[Some records]
+ + + +
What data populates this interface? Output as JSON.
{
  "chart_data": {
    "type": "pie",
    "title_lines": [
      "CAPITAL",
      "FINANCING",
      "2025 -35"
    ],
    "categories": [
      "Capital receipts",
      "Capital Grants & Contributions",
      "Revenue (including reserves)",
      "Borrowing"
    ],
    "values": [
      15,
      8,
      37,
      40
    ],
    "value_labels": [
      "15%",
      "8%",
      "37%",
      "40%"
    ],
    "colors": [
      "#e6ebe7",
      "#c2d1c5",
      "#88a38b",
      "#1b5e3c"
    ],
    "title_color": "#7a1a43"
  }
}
+ + + +
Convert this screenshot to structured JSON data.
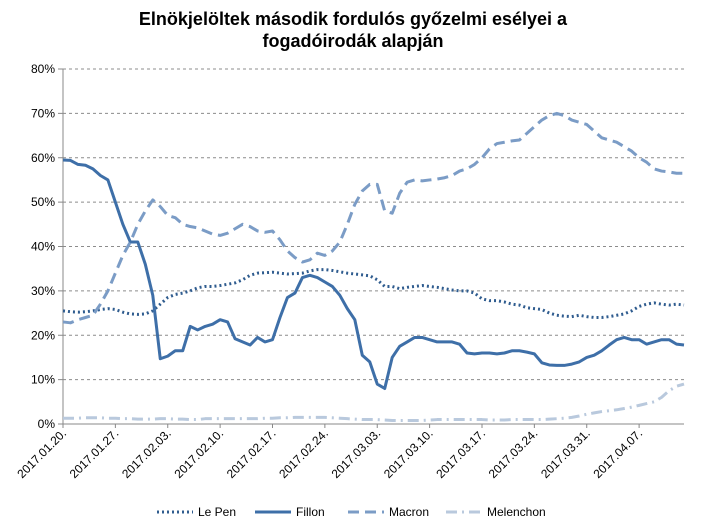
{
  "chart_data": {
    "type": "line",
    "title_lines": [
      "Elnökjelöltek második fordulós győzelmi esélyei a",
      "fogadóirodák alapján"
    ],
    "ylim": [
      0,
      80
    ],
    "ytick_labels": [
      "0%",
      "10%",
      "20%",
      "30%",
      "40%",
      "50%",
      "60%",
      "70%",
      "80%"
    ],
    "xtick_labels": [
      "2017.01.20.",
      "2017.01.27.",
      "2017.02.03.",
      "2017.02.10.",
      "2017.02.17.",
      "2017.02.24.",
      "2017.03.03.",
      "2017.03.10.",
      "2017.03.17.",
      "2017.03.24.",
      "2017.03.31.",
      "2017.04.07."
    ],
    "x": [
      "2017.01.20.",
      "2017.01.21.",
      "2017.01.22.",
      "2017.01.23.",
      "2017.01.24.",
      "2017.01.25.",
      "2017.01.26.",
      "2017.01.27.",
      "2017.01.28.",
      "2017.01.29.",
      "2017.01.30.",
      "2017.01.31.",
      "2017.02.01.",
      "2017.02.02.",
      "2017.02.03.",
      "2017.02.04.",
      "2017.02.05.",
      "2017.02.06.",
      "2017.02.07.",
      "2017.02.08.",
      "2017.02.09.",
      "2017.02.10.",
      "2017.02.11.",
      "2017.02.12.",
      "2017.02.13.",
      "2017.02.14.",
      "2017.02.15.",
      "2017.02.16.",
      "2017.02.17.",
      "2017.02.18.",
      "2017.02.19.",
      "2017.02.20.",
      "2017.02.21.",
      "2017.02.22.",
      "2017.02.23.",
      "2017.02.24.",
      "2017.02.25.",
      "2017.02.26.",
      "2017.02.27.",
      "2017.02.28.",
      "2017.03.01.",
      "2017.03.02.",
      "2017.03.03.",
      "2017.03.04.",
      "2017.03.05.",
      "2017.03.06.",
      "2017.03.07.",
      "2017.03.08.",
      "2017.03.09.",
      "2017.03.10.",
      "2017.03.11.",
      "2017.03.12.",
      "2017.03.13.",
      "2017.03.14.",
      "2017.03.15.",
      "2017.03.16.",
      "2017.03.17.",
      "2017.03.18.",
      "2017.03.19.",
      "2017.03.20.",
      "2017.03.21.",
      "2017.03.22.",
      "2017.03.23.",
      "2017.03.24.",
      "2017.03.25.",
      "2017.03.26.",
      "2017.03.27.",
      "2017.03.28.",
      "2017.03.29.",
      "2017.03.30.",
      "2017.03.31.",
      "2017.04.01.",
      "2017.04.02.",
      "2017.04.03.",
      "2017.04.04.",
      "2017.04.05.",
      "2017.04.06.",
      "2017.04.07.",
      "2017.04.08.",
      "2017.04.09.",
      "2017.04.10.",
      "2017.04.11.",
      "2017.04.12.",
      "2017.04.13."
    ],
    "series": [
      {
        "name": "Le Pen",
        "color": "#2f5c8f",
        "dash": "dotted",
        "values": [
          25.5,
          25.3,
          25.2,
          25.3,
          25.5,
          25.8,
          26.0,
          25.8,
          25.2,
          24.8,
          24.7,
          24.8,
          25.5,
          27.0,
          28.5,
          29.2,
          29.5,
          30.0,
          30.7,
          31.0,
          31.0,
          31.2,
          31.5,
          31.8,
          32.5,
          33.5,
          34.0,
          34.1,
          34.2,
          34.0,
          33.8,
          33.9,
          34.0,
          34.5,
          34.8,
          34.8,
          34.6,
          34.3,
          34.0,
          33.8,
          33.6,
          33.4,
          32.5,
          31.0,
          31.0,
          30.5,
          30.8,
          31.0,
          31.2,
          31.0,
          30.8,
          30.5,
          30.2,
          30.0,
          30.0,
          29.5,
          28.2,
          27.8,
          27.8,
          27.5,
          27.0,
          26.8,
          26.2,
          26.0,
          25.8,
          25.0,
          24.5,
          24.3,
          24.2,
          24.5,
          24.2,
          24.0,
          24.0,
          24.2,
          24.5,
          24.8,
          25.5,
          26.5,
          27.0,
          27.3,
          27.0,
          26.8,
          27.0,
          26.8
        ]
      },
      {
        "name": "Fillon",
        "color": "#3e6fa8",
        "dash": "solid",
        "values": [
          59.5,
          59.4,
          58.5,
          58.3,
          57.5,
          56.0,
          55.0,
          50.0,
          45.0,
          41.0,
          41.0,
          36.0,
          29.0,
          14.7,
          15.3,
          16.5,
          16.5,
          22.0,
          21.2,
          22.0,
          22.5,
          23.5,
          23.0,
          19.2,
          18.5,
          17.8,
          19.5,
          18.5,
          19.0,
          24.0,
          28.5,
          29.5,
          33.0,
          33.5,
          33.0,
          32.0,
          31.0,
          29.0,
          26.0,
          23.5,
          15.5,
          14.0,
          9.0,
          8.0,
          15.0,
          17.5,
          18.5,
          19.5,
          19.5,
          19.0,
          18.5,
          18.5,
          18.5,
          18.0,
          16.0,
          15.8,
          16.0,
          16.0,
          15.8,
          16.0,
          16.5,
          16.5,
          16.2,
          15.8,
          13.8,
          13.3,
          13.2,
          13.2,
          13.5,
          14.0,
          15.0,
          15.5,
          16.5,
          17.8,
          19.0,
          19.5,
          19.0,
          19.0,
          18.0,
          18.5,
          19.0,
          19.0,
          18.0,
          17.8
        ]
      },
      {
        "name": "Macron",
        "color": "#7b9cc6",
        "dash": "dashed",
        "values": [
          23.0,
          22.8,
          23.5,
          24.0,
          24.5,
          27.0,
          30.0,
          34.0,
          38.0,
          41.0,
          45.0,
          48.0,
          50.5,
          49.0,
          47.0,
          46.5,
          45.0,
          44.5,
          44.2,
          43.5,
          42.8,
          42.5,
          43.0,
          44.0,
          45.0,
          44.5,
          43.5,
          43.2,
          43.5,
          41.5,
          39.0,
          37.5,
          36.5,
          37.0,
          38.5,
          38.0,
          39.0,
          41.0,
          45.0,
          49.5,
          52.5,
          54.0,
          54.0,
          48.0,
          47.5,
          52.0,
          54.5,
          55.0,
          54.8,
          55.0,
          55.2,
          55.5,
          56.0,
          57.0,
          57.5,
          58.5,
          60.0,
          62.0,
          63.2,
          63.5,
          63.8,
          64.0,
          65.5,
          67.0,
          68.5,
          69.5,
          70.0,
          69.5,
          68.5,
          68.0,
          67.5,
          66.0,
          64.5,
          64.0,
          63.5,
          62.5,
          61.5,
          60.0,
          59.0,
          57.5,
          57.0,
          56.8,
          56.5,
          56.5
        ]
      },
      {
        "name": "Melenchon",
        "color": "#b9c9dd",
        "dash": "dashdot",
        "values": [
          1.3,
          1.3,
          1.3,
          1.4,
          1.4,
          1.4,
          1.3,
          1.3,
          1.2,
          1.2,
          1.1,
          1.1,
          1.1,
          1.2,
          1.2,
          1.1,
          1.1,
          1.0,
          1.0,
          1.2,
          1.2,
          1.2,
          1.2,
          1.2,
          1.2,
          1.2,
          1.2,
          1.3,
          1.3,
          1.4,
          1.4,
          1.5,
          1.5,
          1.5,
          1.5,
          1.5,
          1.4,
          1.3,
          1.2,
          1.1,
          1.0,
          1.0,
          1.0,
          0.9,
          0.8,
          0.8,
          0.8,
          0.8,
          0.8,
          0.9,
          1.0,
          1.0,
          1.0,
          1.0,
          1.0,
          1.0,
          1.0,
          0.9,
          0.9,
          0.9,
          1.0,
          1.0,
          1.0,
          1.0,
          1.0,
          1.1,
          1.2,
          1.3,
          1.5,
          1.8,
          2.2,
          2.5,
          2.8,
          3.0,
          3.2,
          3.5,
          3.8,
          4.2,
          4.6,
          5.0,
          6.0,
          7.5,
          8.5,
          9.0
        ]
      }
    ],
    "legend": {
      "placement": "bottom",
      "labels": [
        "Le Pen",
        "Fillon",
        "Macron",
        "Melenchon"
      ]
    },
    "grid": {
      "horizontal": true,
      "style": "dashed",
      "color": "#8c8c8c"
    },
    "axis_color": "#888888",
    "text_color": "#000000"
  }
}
+ + + +
TASK TO CARRY OUT:
Search the entries for the word "JSON", then list each line that holds it.

COMPLETE ANSWER:
What data populates this interface? Output as JSON.
Convert this screenshot to structured JSON data.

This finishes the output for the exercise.